Sift the listing for lines that hold the string "short" and pull them out.
_ _ _ _ _
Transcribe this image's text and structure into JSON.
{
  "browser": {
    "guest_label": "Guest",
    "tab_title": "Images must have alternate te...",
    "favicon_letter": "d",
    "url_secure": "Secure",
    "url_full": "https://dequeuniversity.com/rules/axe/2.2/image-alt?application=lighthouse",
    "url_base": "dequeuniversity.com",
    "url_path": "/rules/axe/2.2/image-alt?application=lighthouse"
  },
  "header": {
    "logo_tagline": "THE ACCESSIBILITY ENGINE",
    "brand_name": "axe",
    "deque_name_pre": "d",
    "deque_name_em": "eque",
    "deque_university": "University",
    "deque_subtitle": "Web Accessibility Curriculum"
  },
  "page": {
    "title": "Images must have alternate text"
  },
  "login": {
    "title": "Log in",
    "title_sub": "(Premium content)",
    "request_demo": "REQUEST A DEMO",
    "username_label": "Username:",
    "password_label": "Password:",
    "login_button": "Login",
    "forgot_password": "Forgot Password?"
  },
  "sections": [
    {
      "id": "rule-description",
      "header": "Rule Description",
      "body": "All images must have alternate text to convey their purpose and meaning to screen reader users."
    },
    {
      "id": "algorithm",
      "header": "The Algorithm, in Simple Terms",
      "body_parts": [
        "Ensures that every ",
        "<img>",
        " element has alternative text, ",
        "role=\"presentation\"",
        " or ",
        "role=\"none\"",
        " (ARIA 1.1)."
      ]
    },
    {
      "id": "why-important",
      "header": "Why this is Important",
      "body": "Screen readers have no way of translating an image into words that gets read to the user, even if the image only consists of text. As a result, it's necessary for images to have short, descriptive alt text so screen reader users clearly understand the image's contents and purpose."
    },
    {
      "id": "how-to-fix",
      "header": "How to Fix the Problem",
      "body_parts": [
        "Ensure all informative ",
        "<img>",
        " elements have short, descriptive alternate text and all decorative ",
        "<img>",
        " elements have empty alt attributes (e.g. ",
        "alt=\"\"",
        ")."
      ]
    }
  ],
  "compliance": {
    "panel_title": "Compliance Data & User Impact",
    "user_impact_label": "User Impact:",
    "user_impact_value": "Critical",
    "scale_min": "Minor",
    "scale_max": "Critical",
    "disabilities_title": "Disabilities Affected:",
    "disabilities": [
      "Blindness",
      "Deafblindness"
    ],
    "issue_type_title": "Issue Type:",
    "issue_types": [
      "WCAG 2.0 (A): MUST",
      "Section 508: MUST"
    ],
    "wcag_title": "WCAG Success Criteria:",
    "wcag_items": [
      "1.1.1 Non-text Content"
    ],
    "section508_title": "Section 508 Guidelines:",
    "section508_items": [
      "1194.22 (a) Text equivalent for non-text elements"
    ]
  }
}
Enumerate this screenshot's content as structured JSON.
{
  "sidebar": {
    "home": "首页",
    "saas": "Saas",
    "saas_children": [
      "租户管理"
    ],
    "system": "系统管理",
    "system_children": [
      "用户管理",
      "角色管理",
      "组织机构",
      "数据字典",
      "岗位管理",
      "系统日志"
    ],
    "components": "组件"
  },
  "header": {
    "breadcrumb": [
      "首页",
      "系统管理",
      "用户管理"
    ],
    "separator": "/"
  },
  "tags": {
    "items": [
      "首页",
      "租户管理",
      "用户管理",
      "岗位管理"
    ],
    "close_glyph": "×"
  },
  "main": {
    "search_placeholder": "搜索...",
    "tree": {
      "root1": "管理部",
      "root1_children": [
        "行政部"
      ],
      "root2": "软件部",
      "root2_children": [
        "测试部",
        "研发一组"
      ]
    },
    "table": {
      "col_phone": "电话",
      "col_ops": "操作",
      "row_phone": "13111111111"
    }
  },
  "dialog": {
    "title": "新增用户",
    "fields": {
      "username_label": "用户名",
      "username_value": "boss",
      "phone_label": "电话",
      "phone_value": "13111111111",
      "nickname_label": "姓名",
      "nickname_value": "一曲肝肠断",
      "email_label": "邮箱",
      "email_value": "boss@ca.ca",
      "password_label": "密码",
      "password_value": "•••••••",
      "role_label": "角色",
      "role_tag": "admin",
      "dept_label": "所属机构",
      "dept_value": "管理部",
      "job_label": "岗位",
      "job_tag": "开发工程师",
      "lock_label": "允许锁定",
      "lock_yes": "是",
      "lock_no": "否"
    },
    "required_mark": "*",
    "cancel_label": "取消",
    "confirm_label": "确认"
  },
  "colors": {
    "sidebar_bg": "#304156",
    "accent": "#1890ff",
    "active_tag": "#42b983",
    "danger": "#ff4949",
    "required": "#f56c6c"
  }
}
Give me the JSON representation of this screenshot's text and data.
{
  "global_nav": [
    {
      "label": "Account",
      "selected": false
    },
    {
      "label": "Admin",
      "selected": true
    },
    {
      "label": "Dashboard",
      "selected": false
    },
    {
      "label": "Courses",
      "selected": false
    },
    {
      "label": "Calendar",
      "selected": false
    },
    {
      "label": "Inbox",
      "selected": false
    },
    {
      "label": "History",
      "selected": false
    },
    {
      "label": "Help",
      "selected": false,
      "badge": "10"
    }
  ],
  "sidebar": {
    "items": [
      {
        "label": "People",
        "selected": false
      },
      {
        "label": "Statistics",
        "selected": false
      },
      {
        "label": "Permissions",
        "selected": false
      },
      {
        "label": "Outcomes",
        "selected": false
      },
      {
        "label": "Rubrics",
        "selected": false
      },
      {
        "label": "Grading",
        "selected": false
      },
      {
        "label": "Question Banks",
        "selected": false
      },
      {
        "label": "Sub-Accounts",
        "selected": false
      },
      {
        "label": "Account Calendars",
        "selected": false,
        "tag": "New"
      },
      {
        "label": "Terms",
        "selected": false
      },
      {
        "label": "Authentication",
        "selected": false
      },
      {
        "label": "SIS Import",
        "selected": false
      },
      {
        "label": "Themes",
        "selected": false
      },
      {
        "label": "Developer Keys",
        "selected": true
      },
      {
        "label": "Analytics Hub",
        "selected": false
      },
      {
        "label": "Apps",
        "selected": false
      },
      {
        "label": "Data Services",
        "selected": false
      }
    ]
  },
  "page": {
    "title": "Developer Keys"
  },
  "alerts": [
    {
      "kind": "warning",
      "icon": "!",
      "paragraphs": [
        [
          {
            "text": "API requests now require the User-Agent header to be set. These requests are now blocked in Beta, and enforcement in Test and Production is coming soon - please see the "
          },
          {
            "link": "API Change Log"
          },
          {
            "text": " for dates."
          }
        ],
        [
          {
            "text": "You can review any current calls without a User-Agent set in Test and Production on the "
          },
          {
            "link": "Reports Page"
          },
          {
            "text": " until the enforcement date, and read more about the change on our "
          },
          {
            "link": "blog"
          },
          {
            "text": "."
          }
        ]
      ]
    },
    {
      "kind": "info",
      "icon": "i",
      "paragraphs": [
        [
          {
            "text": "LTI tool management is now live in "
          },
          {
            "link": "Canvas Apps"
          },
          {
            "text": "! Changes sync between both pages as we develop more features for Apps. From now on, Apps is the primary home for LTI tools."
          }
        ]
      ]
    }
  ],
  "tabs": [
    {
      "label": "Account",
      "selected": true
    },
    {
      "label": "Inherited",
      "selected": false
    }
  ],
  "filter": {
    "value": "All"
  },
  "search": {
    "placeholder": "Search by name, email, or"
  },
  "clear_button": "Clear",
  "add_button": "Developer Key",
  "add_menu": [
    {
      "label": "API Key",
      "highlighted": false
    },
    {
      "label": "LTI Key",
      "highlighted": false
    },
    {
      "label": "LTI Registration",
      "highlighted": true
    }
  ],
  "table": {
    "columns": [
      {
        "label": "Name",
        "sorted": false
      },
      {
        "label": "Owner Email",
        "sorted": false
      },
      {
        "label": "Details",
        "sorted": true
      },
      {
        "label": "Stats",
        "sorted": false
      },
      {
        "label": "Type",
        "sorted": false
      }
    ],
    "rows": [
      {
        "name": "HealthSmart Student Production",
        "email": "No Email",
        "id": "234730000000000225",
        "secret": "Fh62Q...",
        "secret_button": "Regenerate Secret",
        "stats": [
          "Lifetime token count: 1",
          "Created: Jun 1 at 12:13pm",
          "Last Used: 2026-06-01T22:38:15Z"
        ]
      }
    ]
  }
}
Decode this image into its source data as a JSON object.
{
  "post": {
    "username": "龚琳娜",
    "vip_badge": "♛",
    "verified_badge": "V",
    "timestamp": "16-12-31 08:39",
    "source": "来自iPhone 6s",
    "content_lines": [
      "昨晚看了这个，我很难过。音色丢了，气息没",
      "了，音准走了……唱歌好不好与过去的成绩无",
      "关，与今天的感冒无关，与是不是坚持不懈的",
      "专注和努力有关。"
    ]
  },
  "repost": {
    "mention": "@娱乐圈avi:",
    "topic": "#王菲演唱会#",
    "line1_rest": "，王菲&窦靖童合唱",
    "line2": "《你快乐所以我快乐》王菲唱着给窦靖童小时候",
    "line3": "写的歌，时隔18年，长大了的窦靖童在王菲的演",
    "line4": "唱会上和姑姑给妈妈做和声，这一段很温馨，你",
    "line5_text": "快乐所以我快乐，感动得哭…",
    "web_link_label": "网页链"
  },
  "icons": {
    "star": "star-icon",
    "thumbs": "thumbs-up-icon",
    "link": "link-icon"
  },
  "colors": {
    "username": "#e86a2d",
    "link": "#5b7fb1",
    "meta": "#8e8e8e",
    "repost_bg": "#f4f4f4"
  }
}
_ _ _ _ _
■ **Problem solution**:
      "body": "Screen readers have no way of translating an image into words that gets read to the user, even if the image only consists of text. As a result, it's necessary for images to have short, descriptive alt text so screen reader users clearly understand the image's contents and purpose."
        " elements have short, descriptive alternate text and all decorative ",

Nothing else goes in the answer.